_DOCUMENT SECTION_:
____________
Advances in the three-portal technique for anatomical single- or double-bundle ACL reconstruction

  • Paulo H. Araujo
  • Carola F. van Eck
  • Jeffrey A. Macalena
  • Freddie H. FuEmail author
Open Access
Knee

Abstract

Purpose

To describe the “three-portal technique for anatomical ACL single- or double-bundle reconstruction” and the arthroscopic viewing improvement provided by this technique.

Methods

A “high” anterolateral portal was placed 1 cm lateral to the patellar tendon and the most inferior portion of the portal at the level of the inferior pole of the patella. A “central” portal was placed using a spinal needle under arthroscopic visualization following the orientation of the previous ACL fibers. An accessory medial portal was also placed using a spinal needle respecting a 2-mm distance to the medial femoral condyle.

Results

The “high” anterolateral portal permitted a broad and unobstructed view of the ACL tibial attachment. The “central” portal allowed a straightforward view of the ACL femoral remnant and bony landmarks in the intercondylar notch. The accessory medial portal enabled to reach the femoral native insertion site of the ACL.

Conclusion

The three-portal technique provides a proper view of the soft tissue remnants and bony landmarks facilitating an anatomical positioning of the graft.
____________
_PROMPT A_:
According to the abstract on the three-portal ACL technique, how far from the patellar tendon was the "high" anterolateral portal placed?
_PROMPT B_:
From the abstract on the three-portal ACL technique, extract the passage starting at "Advances in the" and ending at "by this technique.".

_SUPPLIED ENTRIES_:
____________
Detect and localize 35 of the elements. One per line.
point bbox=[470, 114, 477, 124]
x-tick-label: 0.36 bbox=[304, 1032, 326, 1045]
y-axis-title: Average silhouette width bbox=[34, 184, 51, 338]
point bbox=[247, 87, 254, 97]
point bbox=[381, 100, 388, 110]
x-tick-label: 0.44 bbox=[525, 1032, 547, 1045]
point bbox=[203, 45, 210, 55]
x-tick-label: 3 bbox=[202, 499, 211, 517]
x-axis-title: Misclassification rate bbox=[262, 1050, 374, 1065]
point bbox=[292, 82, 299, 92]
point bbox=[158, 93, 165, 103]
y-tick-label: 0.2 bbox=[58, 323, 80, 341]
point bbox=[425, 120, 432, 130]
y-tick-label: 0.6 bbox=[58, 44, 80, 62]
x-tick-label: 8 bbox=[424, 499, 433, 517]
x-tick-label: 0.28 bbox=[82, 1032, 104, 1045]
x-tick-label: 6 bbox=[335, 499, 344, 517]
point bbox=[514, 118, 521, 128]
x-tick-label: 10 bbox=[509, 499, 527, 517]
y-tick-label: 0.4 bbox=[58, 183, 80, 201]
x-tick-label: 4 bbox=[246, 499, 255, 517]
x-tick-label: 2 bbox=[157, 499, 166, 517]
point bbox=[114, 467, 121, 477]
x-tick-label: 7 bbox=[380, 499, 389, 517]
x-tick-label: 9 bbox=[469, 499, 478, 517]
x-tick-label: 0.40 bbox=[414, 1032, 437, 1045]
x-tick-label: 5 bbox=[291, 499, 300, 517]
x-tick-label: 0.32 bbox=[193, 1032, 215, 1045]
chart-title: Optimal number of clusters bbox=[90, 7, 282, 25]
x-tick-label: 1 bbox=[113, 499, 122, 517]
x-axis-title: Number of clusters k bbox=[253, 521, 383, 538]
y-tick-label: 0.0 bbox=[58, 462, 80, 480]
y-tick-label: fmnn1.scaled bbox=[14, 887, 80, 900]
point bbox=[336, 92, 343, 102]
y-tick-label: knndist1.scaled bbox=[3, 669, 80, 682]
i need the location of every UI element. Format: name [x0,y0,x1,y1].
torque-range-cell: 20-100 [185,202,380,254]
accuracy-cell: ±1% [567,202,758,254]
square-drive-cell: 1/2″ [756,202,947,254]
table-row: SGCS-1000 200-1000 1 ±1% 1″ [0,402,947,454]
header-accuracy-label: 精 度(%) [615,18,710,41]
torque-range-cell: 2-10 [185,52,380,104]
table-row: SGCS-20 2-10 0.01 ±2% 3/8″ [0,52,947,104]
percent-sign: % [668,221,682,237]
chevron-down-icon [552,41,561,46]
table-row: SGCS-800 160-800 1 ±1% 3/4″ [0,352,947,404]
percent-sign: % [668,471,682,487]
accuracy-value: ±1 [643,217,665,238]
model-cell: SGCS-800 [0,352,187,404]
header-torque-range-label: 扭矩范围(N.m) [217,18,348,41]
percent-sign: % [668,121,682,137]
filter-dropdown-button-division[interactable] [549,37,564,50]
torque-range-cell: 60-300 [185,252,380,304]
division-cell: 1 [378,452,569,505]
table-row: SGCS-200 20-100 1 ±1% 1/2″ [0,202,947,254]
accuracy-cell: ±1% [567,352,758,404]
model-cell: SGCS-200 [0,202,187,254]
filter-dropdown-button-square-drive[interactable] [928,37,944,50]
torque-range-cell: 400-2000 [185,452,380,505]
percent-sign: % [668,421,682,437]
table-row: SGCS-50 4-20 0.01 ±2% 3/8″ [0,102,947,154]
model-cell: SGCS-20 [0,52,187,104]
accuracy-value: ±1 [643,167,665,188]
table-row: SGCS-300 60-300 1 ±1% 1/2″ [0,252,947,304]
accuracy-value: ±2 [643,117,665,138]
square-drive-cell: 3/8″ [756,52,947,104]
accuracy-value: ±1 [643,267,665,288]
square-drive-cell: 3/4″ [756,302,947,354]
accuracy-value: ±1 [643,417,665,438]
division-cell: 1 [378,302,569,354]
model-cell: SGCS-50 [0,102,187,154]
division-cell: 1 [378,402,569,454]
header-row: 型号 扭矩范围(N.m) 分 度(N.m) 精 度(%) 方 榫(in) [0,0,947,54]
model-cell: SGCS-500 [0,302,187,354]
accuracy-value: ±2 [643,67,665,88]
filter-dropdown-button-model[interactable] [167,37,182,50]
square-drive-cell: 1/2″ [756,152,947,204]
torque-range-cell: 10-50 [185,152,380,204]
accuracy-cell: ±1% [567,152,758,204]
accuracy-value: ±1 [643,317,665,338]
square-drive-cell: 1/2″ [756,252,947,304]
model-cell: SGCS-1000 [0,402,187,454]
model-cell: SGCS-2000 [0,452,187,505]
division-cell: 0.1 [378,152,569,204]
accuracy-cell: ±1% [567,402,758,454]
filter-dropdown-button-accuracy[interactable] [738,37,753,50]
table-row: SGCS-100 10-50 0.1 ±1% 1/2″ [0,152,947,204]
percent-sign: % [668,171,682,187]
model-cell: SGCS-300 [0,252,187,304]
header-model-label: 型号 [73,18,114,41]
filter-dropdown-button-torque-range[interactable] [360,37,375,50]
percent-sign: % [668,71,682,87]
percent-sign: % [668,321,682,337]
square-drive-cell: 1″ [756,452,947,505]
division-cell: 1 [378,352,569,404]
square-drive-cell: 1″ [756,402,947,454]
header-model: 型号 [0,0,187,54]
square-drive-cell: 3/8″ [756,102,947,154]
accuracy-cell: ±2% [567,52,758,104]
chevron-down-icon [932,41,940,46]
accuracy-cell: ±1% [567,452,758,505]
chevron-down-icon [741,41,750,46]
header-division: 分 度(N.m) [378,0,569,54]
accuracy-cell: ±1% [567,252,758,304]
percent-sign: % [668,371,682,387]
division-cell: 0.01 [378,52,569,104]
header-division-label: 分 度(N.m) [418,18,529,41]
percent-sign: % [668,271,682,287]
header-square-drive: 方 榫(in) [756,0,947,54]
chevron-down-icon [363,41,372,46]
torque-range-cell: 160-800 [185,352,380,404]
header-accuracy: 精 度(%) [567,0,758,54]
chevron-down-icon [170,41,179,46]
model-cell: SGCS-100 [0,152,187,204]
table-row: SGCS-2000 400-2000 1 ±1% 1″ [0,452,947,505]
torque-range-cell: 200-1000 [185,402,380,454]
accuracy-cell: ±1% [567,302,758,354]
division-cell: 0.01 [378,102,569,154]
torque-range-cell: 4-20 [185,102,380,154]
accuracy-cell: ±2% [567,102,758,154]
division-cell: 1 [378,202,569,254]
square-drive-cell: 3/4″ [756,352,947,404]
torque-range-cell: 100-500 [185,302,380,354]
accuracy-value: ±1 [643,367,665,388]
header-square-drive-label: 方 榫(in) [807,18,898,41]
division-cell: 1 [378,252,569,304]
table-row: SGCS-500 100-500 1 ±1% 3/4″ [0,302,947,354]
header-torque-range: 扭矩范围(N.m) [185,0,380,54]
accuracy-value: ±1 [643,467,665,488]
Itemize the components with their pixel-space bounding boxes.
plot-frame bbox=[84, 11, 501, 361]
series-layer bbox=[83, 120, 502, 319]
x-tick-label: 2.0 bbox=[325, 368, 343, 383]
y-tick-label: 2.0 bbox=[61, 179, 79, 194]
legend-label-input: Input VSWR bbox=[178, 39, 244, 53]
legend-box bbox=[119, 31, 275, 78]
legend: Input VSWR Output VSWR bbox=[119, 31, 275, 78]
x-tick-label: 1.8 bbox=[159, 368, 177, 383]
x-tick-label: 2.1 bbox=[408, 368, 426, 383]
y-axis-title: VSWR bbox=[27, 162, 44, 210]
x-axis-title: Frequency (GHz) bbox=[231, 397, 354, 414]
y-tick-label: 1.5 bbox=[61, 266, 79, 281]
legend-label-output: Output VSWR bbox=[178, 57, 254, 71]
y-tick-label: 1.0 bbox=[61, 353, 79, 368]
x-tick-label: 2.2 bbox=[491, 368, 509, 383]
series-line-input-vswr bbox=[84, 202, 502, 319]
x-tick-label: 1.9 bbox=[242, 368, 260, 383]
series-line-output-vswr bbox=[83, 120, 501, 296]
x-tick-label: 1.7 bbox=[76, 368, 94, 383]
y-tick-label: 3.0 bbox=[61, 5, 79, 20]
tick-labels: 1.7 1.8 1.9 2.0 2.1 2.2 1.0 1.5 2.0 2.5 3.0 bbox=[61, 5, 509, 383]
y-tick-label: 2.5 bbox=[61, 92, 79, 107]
____________
_ANSWER SPACE A_:
It was placed 1 cm lateral to the patellar tendon.

_ANSWER SPACE B_:
Advances in the three-portal technique for anatomical single- or double-bundle ACL reconstruction

  • Paulo H. Araujo
  • Carola F. van Eck
  • Jeffrey A. Macalena
  • Freddie H. FuEmail author
Open Access
Knee

Abstract

Purpose

To describe the “three-portal technique for anatomical ACL single- or double-bundle reconstruction” and the arthroscopic viewing improvement provided by this technique.